[Supplied records start]
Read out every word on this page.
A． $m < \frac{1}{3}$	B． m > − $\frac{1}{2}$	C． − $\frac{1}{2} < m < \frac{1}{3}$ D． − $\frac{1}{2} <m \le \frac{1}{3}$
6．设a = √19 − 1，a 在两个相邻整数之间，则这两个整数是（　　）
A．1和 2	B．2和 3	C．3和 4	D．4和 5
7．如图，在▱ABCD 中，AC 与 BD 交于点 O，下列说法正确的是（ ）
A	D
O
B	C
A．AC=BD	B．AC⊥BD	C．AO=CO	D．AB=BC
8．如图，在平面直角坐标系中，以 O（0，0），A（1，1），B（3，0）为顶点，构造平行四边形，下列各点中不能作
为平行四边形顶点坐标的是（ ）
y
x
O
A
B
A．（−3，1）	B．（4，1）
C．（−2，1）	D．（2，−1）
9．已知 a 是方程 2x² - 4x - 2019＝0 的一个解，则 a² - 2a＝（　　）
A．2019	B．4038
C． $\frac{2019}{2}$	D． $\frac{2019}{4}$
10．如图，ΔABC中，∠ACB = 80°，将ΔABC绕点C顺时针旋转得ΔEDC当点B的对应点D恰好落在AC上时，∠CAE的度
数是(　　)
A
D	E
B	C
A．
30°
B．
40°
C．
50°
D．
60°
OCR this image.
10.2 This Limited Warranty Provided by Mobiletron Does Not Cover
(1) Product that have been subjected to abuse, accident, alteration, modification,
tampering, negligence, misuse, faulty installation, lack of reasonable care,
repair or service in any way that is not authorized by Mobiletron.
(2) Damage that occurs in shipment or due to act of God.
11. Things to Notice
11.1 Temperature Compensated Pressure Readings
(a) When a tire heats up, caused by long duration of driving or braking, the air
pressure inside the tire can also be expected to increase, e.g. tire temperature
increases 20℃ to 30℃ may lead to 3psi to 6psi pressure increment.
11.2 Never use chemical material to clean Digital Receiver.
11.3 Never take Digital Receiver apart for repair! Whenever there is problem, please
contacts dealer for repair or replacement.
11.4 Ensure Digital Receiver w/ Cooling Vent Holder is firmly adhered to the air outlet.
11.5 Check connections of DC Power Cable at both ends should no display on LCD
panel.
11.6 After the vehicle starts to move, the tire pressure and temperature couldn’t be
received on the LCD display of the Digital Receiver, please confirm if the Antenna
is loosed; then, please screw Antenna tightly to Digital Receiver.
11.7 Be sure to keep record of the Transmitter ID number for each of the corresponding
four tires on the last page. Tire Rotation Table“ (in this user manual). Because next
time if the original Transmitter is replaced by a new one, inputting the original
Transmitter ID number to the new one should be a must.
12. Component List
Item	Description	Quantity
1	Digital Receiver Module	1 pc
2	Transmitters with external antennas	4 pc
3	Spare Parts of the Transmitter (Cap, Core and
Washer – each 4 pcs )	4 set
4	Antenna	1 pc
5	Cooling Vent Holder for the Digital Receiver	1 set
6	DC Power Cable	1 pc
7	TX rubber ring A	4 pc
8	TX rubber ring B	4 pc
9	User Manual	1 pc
[Supplied records end]
- **Task statement**:
Give back each line above precisely as it stands.

- **Worked solution**:
Read out every word on this page.
A． $m < \frac{1}{3}$	B． m > − $\frac{1}{2}$	C． − $\frac{1}{2} < m < \frac{1}{3}$ D． − $\frac{1}{2} <m \le \frac{1}{3}$
6．设a = √19 − 1，a 在两个相邻整数之间，则这两个整数是（　　）
A．1和 2	B．2和 3	C．3和 4	D．4和 5
7．如图，在▱ABCD 中，AC 与 BD 交于点 O，下列说法正确的是（ ）
A	D
O
B	C
A．AC=BD	B．AC⊥BD	C．AO=CO	D．AB=BC
8．如图，在平面直角坐标系中，以 O（0，0），A（1，1），B（3，0）为顶点，构造平行四边形，下列各点中不能作
为平行四边形顶点坐标的是（ ）
y
x
O
A
B
A．（−3，1）	B．（4，1）
C．（−2，1）	D．（2，−1）
9．已知 a 是方程 2x² - 4x - 2019＝0 的一个解，则 a² - 2a＝（　　）
A．2019	B．4038
C． $\frac{2019}{2}$	D． $\frac{2019}{4}$
10．如图，ΔABC中，∠ACB = 80°，将ΔABC绕点C顺时针旋转得ΔEDC当点B的对应点D恰好落在AC上时，∠CAE的度
数是(　　)
A
D	E
B	C
A．
30°
B．
40°
C．
50°
D．
60°
OCR this image.
10.2 This Limited Warranty Provided by Mobiletron Does Not Cover
(1) Product that have been subjected to abuse, accident, alteration, modification,
tampering, negligence, misuse, faulty installation, lack of reasonable care,
repair or service in any way that is not authorized by Mobiletron.
(2) Damage that occurs in shipment or due to act of God.
11. Things to Notice
11.1 Temperature Compensated Pressure Readings
(a) When a tire heats up, caused by long duration of driving or braking, the air
pressure inside the tire can also be expected to increase, e.g. tire temperature
increases 20℃ to 30℃ may lead to 3psi to 6psi pressure increment.
11.2 Never use chemical material to clean Digital Receiver.
11.3 Never take Digital Receiver apart for repair! Whenever there is problem, please
contacts dealer for repair or replacement.
11.4 Ensure Digital Receiver w/ Cooling Vent Holder is firmly adhered to the air outlet.
11.5 Check connections of DC Power Cable at both ends should no display on LCD
panel.
11.6 After the vehicle starts to move, the tire pressure and temperature couldn’t be
received on the LCD display of the Digital Receiver, please confirm if the Antenna
is loosed; then, please screw Antenna tightly to Digital Receiver.
11.7 Be sure to keep record of the Transmitter ID number for each of the corresponding
four tires on the last page. Tire Rotation Table“ (in this user manual). Because next
time if the original Transmitter is replaced by a new one, inputting the original
Transmitter ID number to the new one should be a must.
12. Component List
Item	Description	Quantity
1	Digital Receiver Module	1 pc
2	Transmitters with external antennas	4 pc
3	Spare Parts of the Transmitter (Cap, Core and
Washer – each 4 pcs )	4 set
4	Antenna	1 pc
5	Cooling Vent Holder for the Digital Receiver	1 set
6	DC Power Cable	1 pc
7	TX rubber ring A	4 pc
8	TX rubber ring B	4 pc
9	User Manual	1 pc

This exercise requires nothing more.